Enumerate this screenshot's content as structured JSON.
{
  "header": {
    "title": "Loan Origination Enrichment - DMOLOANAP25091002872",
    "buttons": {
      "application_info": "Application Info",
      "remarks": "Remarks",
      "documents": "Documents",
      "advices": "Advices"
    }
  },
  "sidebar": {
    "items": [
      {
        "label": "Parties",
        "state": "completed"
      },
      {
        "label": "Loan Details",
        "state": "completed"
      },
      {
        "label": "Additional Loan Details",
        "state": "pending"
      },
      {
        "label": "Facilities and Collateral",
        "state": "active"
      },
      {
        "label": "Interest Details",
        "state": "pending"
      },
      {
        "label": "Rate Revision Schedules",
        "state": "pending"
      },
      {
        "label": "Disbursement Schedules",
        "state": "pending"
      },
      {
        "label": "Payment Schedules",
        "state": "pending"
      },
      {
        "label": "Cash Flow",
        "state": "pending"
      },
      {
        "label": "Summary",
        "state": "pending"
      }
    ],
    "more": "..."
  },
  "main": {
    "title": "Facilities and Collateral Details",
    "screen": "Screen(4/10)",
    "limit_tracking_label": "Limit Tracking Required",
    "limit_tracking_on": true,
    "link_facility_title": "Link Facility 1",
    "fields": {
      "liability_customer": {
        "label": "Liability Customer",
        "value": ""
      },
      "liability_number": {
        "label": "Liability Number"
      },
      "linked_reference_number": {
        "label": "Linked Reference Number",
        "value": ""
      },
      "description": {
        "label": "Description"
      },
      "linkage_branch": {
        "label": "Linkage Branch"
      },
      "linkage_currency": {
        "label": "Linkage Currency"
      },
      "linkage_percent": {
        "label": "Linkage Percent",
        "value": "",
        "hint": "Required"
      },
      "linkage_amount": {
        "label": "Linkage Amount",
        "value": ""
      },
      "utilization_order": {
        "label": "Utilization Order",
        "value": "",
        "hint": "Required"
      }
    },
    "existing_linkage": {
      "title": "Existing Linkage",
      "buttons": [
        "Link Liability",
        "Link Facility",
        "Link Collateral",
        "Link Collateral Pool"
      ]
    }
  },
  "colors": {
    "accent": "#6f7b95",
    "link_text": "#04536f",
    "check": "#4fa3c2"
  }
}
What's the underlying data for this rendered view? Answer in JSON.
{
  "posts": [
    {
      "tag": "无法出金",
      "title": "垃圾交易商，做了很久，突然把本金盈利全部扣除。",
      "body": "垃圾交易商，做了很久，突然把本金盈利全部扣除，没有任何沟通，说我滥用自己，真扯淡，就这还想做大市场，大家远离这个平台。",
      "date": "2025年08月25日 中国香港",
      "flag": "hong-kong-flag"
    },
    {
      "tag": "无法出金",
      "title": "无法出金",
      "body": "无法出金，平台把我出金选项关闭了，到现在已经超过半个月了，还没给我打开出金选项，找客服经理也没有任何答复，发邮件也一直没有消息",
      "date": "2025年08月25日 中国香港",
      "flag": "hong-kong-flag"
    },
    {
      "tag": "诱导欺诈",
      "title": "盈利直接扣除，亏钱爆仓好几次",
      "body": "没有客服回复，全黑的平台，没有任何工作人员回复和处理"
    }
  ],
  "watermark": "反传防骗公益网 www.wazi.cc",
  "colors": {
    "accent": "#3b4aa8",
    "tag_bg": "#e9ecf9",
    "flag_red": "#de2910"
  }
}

Exercise requirements: Locate the lines above that contain "Loan" and copy them.

Written solution:
    "title": "Loan Origination Enrichment - DMOLOANAP25091002872",
        "label": "Loan Details",
        "label": "Additional Loan Details",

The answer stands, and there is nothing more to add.